Return the lines below that carry the word "text".
::::
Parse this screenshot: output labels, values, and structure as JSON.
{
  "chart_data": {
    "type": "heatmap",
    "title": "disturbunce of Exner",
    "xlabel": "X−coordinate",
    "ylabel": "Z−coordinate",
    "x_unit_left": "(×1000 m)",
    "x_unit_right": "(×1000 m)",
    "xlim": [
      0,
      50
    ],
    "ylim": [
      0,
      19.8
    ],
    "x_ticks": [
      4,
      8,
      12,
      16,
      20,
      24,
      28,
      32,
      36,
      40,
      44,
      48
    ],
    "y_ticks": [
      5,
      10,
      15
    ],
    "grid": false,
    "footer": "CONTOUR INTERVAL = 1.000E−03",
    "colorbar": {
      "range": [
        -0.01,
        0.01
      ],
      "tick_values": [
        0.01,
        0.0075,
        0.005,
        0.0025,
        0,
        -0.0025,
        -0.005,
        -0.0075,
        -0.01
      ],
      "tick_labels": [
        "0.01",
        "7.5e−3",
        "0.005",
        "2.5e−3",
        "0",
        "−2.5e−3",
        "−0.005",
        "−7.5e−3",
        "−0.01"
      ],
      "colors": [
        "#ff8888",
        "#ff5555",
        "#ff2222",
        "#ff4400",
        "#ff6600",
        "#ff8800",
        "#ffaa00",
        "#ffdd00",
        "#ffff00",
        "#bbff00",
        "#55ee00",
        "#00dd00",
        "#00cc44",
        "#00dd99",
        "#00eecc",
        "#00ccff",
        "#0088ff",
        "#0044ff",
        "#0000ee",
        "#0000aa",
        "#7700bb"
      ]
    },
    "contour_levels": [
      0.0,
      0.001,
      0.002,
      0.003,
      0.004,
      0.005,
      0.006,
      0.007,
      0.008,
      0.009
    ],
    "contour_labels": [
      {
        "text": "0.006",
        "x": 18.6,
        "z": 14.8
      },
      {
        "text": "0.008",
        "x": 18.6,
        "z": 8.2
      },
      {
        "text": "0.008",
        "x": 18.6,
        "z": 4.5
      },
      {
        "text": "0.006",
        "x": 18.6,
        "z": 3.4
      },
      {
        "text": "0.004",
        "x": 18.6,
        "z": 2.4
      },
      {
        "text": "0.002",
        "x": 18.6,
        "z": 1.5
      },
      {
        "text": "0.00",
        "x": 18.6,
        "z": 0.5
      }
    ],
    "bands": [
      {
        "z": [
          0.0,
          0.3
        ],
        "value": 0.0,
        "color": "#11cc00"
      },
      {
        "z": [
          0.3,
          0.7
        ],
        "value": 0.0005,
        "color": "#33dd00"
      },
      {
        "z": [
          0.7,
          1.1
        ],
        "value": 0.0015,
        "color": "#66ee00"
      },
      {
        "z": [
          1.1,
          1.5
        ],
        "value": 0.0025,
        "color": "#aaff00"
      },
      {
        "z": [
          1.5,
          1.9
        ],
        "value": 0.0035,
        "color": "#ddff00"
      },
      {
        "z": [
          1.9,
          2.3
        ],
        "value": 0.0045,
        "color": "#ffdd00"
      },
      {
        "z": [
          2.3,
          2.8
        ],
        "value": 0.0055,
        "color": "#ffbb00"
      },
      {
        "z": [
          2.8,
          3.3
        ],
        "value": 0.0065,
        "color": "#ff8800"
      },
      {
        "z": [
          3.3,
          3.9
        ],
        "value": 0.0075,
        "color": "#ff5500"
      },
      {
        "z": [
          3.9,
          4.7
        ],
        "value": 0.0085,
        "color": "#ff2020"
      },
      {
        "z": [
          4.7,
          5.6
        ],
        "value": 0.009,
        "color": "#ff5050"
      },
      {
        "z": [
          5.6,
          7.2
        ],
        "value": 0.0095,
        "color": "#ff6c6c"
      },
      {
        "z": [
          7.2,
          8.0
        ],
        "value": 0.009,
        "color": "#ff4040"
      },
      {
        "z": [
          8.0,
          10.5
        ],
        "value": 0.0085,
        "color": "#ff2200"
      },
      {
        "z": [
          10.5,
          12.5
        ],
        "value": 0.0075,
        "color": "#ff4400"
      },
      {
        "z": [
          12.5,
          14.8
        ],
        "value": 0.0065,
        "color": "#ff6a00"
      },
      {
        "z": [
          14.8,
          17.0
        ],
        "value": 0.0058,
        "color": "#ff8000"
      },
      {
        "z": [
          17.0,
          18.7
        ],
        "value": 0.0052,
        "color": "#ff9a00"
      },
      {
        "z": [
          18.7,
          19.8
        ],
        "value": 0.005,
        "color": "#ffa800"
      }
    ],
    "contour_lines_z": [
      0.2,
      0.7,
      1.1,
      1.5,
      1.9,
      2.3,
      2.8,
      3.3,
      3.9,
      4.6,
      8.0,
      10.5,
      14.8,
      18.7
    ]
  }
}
::::
= Solution to this task =
        "text": "0.006",
        "text": "0.008",
        "text": "0.008",
        "text": "0.006",
        "text": "0.004",
        "text": "0.002",
        "text": "0.00",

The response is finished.